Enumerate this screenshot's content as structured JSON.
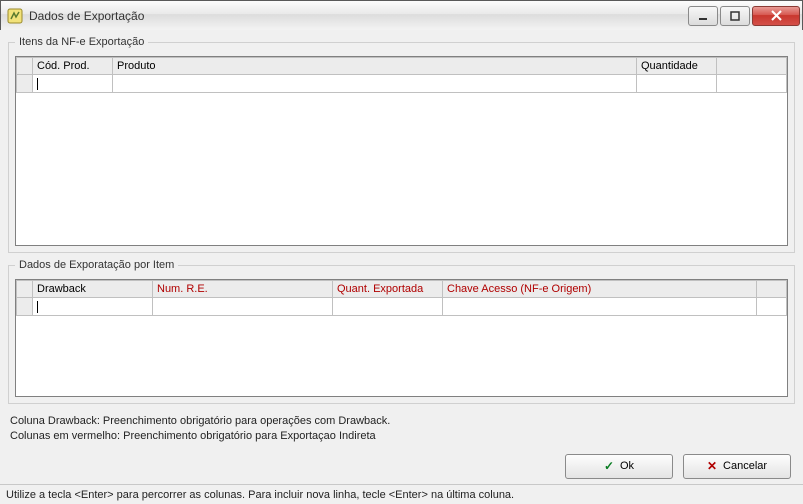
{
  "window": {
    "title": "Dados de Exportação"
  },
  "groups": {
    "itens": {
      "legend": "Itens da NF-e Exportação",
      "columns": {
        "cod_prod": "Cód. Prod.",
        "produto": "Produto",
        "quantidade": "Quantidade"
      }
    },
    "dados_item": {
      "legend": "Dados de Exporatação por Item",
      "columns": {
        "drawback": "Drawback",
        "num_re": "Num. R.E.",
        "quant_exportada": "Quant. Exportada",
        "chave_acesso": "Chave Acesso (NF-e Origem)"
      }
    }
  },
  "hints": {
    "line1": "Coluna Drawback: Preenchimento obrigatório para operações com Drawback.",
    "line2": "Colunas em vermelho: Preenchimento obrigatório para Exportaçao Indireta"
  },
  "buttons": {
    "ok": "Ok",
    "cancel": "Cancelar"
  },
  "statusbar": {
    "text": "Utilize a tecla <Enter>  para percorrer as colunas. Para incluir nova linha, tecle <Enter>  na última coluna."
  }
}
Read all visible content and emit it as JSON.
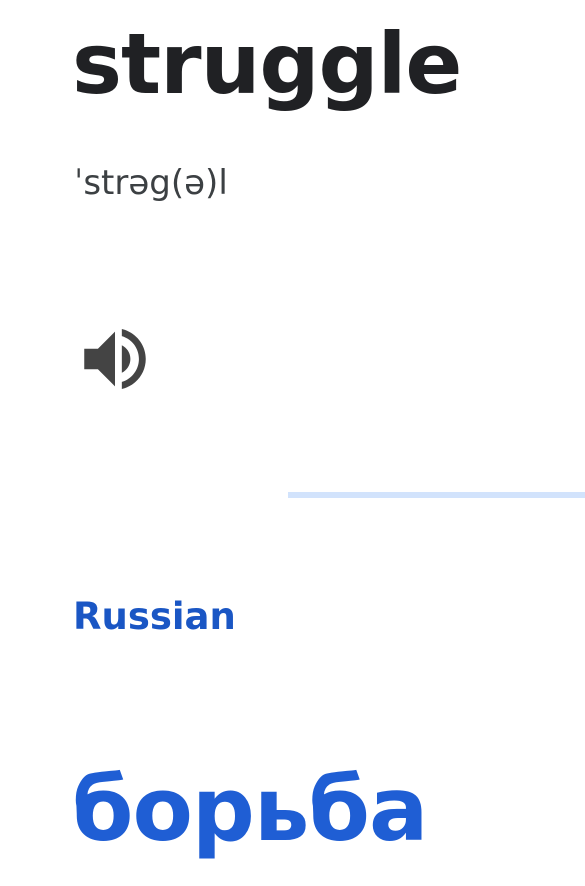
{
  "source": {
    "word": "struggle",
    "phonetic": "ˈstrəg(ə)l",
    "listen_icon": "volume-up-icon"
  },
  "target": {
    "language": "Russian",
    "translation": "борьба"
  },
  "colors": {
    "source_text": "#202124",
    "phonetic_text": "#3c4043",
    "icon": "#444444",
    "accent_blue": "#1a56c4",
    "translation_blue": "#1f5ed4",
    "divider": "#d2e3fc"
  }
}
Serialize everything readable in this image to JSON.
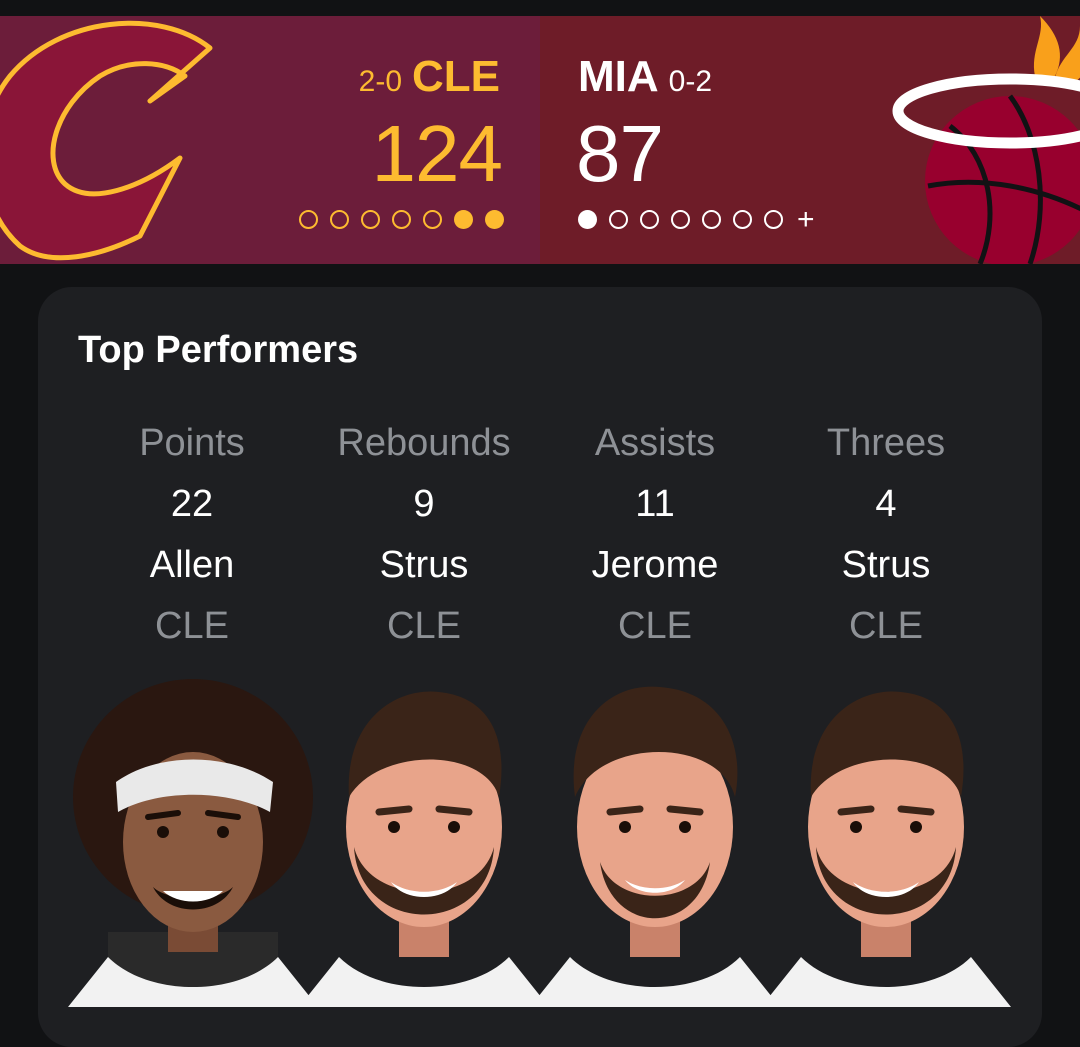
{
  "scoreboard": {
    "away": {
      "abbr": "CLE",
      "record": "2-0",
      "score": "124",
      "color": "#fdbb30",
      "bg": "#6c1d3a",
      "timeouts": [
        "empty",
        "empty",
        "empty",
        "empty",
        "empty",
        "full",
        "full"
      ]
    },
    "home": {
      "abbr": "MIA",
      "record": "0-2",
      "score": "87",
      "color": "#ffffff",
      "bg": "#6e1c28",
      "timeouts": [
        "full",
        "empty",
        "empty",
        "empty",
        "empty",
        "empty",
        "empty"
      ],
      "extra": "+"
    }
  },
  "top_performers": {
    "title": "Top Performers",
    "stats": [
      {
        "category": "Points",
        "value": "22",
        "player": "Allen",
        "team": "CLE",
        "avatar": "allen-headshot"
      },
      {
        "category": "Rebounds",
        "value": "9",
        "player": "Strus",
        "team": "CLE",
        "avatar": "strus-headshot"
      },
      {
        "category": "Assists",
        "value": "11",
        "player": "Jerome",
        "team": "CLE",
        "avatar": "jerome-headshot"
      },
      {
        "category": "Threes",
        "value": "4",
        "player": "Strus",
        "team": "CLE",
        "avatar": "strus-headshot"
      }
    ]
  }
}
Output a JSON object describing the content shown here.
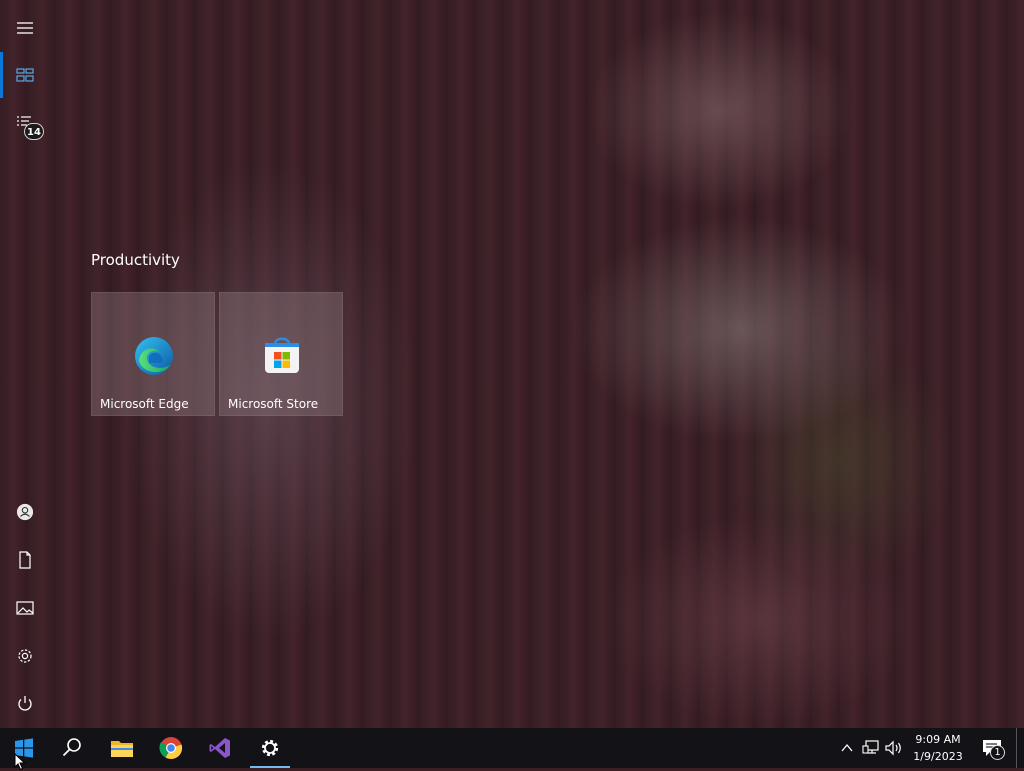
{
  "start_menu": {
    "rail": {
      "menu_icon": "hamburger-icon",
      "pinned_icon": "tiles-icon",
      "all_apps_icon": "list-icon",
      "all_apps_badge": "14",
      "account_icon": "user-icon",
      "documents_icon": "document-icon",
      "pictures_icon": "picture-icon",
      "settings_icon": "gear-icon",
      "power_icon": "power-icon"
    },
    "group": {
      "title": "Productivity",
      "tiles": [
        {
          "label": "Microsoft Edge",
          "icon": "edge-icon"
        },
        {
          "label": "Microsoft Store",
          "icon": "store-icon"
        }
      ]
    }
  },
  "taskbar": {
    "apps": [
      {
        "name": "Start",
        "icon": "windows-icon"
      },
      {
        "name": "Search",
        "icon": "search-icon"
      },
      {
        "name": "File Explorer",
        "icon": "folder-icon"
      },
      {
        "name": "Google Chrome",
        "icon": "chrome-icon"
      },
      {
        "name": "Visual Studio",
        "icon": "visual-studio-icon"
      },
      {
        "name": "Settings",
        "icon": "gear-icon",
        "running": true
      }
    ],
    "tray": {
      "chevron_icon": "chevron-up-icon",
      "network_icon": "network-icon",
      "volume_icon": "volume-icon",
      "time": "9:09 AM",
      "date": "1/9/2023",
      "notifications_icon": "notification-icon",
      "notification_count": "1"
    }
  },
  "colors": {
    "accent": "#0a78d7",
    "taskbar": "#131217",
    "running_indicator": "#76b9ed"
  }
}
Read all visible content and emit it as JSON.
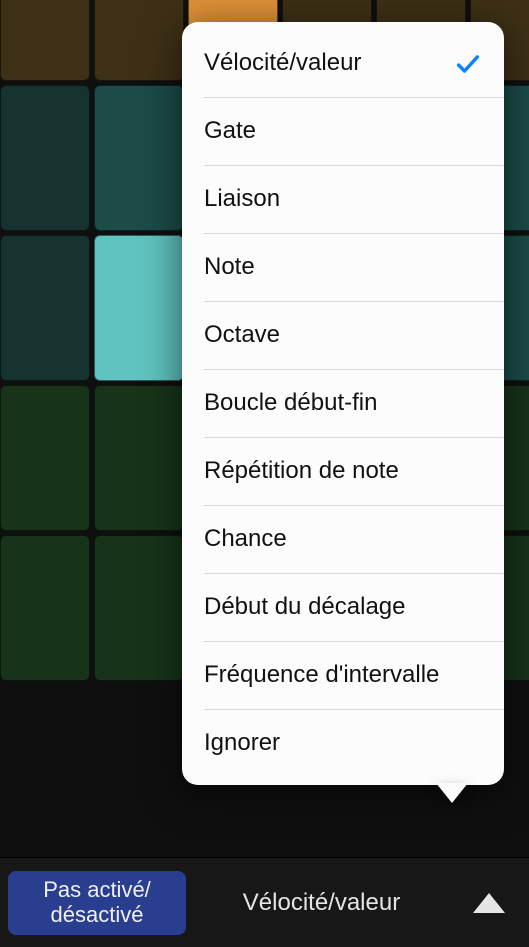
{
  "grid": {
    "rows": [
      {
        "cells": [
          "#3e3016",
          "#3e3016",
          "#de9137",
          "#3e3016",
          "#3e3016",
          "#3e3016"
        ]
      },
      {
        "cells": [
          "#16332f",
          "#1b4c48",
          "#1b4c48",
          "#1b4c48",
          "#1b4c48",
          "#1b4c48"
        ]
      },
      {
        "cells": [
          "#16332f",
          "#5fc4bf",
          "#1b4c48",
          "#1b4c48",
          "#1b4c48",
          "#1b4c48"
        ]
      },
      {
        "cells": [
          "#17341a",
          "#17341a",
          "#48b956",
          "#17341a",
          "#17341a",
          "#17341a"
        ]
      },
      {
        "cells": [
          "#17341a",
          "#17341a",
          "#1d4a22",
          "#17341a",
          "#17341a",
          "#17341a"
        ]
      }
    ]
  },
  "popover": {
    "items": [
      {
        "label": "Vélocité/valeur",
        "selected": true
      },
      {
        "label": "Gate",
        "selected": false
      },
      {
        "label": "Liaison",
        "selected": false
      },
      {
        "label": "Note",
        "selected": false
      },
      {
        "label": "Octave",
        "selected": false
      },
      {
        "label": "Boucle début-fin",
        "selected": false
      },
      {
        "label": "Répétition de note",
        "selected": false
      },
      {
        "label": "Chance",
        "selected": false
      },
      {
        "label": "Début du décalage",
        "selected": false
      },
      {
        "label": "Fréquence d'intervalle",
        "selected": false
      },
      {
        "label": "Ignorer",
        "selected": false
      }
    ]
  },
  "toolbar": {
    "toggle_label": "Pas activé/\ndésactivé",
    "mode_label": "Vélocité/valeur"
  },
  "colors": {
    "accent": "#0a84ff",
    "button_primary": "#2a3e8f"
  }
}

·····

Exercise instructions
Repeat each record exactly, with the pictures left out.

Answer to this task
Enumerate this screenshot's content as structured JSON.
{
  "window": {
    "title": "Dados de Exportação"
  },
  "groups": {
    "itens": {
      "legend": "Itens da NF-e Exportação",
      "columns": {
        "cod_prod": "Cód. Prod.",
        "produto": "Produto",
        "quantidade": "Quantidade"
      }
    },
    "dados_item": {
      "legend": "Dados de Exporatação por Item",
      "columns": {
        "drawback": "Drawback",
        "num_re": "Num. R.E.",
        "quant_exportada": "Quant. Exportada",
        "chave_acesso": "Chave Acesso (NF-e Origem)"
      }
    }
  },
  "hints": {
    "line1": "Coluna Drawback: Preenchimento obrigatório para operações com Drawback.",
    "line2": "Colunas em vermelho: Preenchimento obrigatório para Exportaçao Indireta"
  },
  "buttons": {
    "ok": "Ok",
    "cancel": "Cancelar"
  },
  "statusbar": {
    "text": "Utilize a tecla <Enter>  para percorrer as colunas. Para incluir nova linha, tecle <Enter>  na última coluna."
  }
}
Read all visible content and emit it as JSON.
{
  "source": {
    "word": "struggle",
    "phonetic": "ˈstrəg(ə)l",
    "listen_icon": "volume-up-icon"
  },
  "target": {
    "language": "Russian",
    "translation": "борьба"
  },
  "colors": {
    "source_text": "#202124",
    "phonetic_text": "#3c4043",
    "icon": "#444444",
    "accent_blue": "#1a56c4",
    "translation_blue": "#1f5ed4",
    "divider": "#d2e3fc"
  }
}
Serialize everything readable in this image to JSON.
{
  "scoreboard": {
    "away": {
      "abbr": "CLE",
      "record": "2-0",
      "score": "124",
      "color": "#fdbb30",
      "bg": "#6c1d3a",
      "timeouts": [
        "empty",
        "empty",
        "empty",
        "empty",
        "empty",
        "full",
        "full"
      ]
    },
    "home": {
      "abbr": "MIA",
      "record": "0-2",
      "score": "87",
      "color": "#ffffff",
      "bg": "#6e1c28",
      "timeouts": [
        "full",
        "empty",
        "empty",
        "empty",
        "empty",
        "empty",
        "empty"
      ],
      "extra": "+"
    }
  },
  "top_performers": {
    "title": "Top Performers",
    "stats": [
      {
        "category": "Points",
        "value": "22",
        "player": "Allen",
        "team": "CLE",
        "avatar": "allen-headshot"
      },
      {
        "category": "Rebounds",
        "value": "9",
        "player": "Strus",
        "team": "CLE",
        "avatar": "strus-headshot"
      },
      {
        "category": "Assists",
        "value": "11",
        "player": "Jerome",
        "team": "CLE",
        "avatar": "jerome-headshot"
      },
      {
        "category": "Threes",
        "value": "4",
        "player": "Strus",
        "team": "CLE",
        "avatar": "strus-headshot"
      }
    ]
  }
}
Output a JSON object describing the content shown here.
{
  "start_menu": {
    "rail": {
      "menu_icon": "hamburger-icon",
      "pinned_icon": "tiles-icon",
      "all_apps_icon": "list-icon",
      "all_apps_badge": "14",
      "account_icon": "user-icon",
      "documents_icon": "document-icon",
      "pictures_icon": "picture-icon",
      "settings_icon": "gear-icon",
      "power_icon": "power-icon"
    },
    "group": {
      "title": "Productivity",
      "tiles": [
        {
          "label": "Microsoft Edge",
          "icon": "edge-icon"
        },
        {
          "label": "Microsoft Store",
          "icon": "store-icon"
        }
      ]
    }
  },
  "taskbar": {
    "apps": [
      {
        "name": "Start",
        "icon": "windows-icon"
      },
      {
        "name": "Search",
        "icon": "search-icon"
      },
      {
        "name": "File Explorer",
        "icon": "folder-icon"
      },
      {
        "name": "Google Chrome",
        "icon": "chrome-icon"
      },
      {
        "name": "Visual Studio",
        "icon": "visual-studio-icon"
      },
      {
        "name": "Settings",
        "icon": "gear-icon",
        "running": true
      }
    ],
    "tray": {
      "chevron_icon": "chevron-up-icon",
      "network_icon": "network-icon",
      "volume_icon": "volume-icon",
      "time": "9:09 AM",
      "date": "1/9/2023",
      "notifications_icon": "notification-icon",
      "notification_count": "1"
    }
  },
  "colors": {
    "accent": "#0a78d7",
    "taskbar": "#131217",
    "running_indicator": "#76b9ed"
  }
}
Read all visible content and emit it as JSON.
{
  "grid": {
    "rows": [
      {
        "cells": [
          "#3e3016",
          "#3e3016",
          "#de9137",
          "#3e3016",
          "#3e3016",
          "#3e3016"
        ]
      },
      {
        "cells": [
          "#16332f",
          "#1b4c48",
          "#1b4c48",
          "#1b4c48",
          "#1b4c48",
          "#1b4c48"
        ]
      },
      {
        "cells": [
          "#16332f",
          "#5fc4bf",
          "#1b4c48",
          "#1b4c48",
          "#1b4c48",
          "#1b4c48"
        ]
      },
      {
        "cells": [
          "#17341a",
          "#17341a",
          "#48b956",
          "#17341a",
          "#17341a",
          "#17341a"
        ]
      },
      {
        "cells": [
          "#17341a",
          "#17341a",
          "#1d4a22",
          "#17341a",
          "#17341a",
          "#17341a"
        ]
      }
    ]
  },
  "popover": {
    "items": [
      {
        "label": "Vélocité/valeur",
        "selected": true
      },
      {
        "label": "Gate",
        "selected": false
      },
      {
        "label": "Liaison",
        "selected": false
      },
      {
        "label": "Note",
        "selected": false
      },
      {
        "label": "Octave",
        "selected": false
      },
      {
        "label": "Boucle début-fin",
        "selected": false
      },
      {
        "label": "Répétition de note",
        "selected": false
      },
      {
        "label": "Chance",
        "selected": false
      },
      {
        "label": "Début du décalage",
        "selected": false
      },
      {
        "label": "Fréquence d'intervalle",
        "selected": false
      },
      {
        "label": "Ignorer",
        "selected": false
      }
    ]
  },
  "toolbar": {
    "toggle_label": "Pas activé/\ndésactivé",
    "mode_label": "Vélocité/valeur"
  },
  "colors": {
    "accent": "#0a84ff",
    "button_primary": "#2a3e8f"
  }
}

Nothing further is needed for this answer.